**Input rows:**
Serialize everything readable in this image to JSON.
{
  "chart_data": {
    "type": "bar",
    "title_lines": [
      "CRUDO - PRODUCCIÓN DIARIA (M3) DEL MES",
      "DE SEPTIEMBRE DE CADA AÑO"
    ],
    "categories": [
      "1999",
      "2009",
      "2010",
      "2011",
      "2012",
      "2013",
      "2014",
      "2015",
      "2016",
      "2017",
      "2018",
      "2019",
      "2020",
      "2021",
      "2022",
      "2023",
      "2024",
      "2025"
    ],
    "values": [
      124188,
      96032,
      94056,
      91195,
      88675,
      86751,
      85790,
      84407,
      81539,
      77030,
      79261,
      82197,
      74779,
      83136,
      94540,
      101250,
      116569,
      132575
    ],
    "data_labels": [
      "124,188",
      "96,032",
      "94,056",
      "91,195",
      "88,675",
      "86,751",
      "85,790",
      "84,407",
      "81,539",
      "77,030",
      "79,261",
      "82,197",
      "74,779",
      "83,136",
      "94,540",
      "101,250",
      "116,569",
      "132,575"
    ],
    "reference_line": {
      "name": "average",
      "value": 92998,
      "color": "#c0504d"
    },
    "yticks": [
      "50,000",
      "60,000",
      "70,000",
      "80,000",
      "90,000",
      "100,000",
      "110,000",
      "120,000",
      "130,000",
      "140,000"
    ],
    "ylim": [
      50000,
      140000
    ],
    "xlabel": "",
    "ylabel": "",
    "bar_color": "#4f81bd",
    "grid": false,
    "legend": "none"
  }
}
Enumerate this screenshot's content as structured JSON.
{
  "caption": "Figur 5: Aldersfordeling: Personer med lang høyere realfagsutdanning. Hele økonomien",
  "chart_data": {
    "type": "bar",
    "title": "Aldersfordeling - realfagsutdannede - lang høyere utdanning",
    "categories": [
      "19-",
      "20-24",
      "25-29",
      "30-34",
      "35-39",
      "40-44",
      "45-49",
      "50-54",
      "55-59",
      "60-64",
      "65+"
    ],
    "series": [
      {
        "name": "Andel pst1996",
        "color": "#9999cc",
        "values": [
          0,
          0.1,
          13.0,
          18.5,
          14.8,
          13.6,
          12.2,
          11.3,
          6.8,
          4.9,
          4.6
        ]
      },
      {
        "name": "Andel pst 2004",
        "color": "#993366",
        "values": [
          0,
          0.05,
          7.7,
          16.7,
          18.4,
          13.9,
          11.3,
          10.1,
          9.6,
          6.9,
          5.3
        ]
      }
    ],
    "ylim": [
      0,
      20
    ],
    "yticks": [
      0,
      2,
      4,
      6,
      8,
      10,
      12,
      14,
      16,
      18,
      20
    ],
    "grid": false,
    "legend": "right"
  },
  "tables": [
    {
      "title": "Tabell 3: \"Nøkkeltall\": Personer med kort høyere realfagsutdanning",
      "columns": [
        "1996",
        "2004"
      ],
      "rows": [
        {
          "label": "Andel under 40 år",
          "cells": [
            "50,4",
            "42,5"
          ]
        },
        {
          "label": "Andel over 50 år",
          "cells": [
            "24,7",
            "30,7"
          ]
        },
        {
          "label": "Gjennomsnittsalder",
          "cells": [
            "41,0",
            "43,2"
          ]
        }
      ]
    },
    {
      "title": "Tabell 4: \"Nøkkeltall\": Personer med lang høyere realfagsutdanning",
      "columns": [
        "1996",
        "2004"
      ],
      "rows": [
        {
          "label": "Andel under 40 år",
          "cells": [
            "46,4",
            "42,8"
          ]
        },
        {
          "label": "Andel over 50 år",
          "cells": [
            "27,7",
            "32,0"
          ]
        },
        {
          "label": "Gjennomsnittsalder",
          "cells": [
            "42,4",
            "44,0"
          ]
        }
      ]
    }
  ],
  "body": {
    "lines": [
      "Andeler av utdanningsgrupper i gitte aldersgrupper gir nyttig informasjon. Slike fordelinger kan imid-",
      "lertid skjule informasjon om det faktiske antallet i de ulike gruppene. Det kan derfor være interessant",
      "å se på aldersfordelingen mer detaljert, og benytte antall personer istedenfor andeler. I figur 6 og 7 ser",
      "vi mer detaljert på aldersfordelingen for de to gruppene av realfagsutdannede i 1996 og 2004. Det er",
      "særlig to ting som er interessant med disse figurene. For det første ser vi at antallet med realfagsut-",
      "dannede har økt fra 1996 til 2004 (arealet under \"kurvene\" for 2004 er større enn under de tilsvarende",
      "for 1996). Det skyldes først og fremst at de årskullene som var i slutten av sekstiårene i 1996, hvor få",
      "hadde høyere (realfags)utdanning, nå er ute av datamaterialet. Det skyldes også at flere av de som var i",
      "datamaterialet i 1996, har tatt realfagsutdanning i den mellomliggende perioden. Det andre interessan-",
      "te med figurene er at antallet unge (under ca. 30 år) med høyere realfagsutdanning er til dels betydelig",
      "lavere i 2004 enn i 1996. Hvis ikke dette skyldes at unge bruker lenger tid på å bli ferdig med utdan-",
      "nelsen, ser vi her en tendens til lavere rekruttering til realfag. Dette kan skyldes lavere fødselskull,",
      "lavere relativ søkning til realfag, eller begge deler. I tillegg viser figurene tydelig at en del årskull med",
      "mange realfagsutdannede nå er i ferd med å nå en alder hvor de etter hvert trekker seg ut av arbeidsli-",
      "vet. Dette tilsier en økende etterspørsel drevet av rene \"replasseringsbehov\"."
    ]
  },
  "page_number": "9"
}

**Direction:**
Please set down each line of the records exactly as given.

**Solution below:**
Serialize everything readable in this image to JSON.
{
  "chart_data": {
    "type": "bar",
    "title_lines": [
      "CRUDO - PRODUCCIÓN DIARIA (M3) DEL MES",
      "DE SEPTIEMBRE DE CADA AÑO"
    ],
    "categories": [
      "1999",
      "2009",
      "2010",
      "2011",
      "2012",
      "2013",
      "2014",
      "2015",
      "2016",
      "2017",
      "2018",
      "2019",
      "2020",
      "2021",
      "2022",
      "2023",
      "2024",
      "2025"
    ],
    "values": [
      124188,
      96032,
      94056,
      91195,
      88675,
      86751,
      85790,
      84407,
      81539,
      77030,
      79261,
      82197,
      74779,
      83136,
      94540,
      101250,
      116569,
      132575
    ],
    "data_labels": [
      "124,188",
      "96,032",
      "94,056",
      "91,195",
      "88,675",
      "86,751",
      "85,790",
      "84,407",
      "81,539",
      "77,030",
      "79,261",
      "82,197",
      "74,779",
      "83,136",
      "94,540",
      "101,250",
      "116,569",
      "132,575"
    ],
    "reference_line": {
      "name": "average",
      "value": 92998,
      "color": "#c0504d"
    },
    "yticks": [
      "50,000",
      "60,000",
      "70,000",
      "80,000",
      "90,000",
      "100,000",
      "110,000",
      "120,000",
      "130,000",
      "140,000"
    ],
    "ylim": [
      50000,
      140000
    ],
    "xlabel": "",
    "ylabel": "",
    "bar_color": "#4f81bd",
    "grid": false,
    "legend": "none"
  }
}
Enumerate this screenshot's content as structured JSON.
{
  "caption": "Figur 5: Aldersfordeling: Personer med lang høyere realfagsutdanning. Hele økonomien",
  "chart_data": {
    "type": "bar",
    "title": "Aldersfordeling - realfagsutdannede - lang høyere utdanning",
    "categories": [
      "19-",
      "20-24",
      "25-29",
      "30-34",
      "35-39",
      "40-44",
      "45-49",
      "50-54",
      "55-59",
      "60-64",
      "65+"
    ],
    "series": [
      {
        "name": "Andel pst1996",
        "color": "#9999cc",
        "values": [
          0,
          0.1,
          13.0,
          18.5,
          14.8,
          13.6,
          12.2,
          11.3,
          6.8,
          4.9,
          4.6
        ]
      },
      {
        "name": "Andel pst 2004",
        "color": "#993366",
        "values": [
          0,
          0.05,
          7.7,
          16.7,
          18.4,
          13.9,
          11.3,
          10.1,
          9.6,
          6.9,
          5.3
        ]
      }
    ],
    "ylim": [
      0,
      20
    ],
    "yticks": [
      0,
      2,
      4,
      6,
      8,
      10,
      12,
      14,
      16,
      18,
      20
    ],
    "grid": false,
    "legend": "right"
  },
  "tables": [
    {
      "title": "Tabell 3: \"Nøkkeltall\": Personer med kort høyere realfagsutdanning",
      "columns": [
        "1996",
        "2004"
      ],
      "rows": [
        {
          "label": "Andel under 40 år",
          "cells": [
            "50,4",
            "42,5"
          ]
        },
        {
          "label": "Andel over 50 år",
          "cells": [
            "24,7",
            "30,7"
          ]
        },
        {
          "label": "Gjennomsnittsalder",
          "cells": [
            "41,0",
            "43,2"
          ]
        }
      ]
    },
    {
      "title": "Tabell 4: \"Nøkkeltall\": Personer med lang høyere realfagsutdanning",
      "columns": [
        "1996",
        "2004"
      ],
      "rows": [
        {
          "label": "Andel under 40 år",
          "cells": [
            "46,4",
            "42,8"
          ]
        },
        {
          "label": "Andel over 50 år",
          "cells": [
            "27,7",
            "32,0"
          ]
        },
        {
          "label": "Gjennomsnittsalder",
          "cells": [
            "42,4",
            "44,0"
          ]
        }
      ]
    }
  ],
  "body": {
    "lines": [
      "Andeler av utdanningsgrupper i gitte aldersgrupper gir nyttig informasjon. Slike fordelinger kan imid-",
      "lertid skjule informasjon om det faktiske antallet i de ulike gruppene. Det kan derfor være interessant",
      "å se på aldersfordelingen mer detaljert, og benytte antall personer istedenfor andeler. I figur 6 og 7 ser",
      "vi mer detaljert på aldersfordelingen for de to gruppene av realfagsutdannede i 1996 og 2004. Det er",
      "særlig to ting som er interessant med disse figurene. For det første ser vi at antallet med realfagsut-",
      "dannede har økt fra 1996 til 2004 (arealet under \"kurvene\" for 2004 er større enn under de tilsvarende",
      "for 1996). Det skyldes først og fremst at de årskullene som var i slutten av sekstiårene i 1996, hvor få",
      "hadde høyere (realfags)utdanning, nå er ute av datamaterialet. Det skyldes også at flere av de som var i",
      "datamaterialet i 1996, har tatt realfagsutdanning i den mellomliggende perioden. Det andre interessan-",
      "te med figurene er at antallet unge (under ca. 30 år) med høyere realfagsutdanning er til dels betydelig",
      "lavere i 2004 enn i 1996. Hvis ikke dette skyldes at unge bruker lenger tid på å bli ferdig med utdan-",
      "nelsen, ser vi her en tendens til lavere rekruttering til realfag. Dette kan skyldes lavere fødselskull,",
      "lavere relativ søkning til realfag, eller begge deler. I tillegg viser figurene tydelig at en del årskull med",
      "mange realfagsutdannede nå er i ferd med å nå en alder hvor de etter hvert trekker seg ut av arbeidsli-",
      "vet. Dette tilsier en økende etterspørsel drevet av rene \"replasseringsbehov\"."
    ]
  },
  "page_number": "9"
}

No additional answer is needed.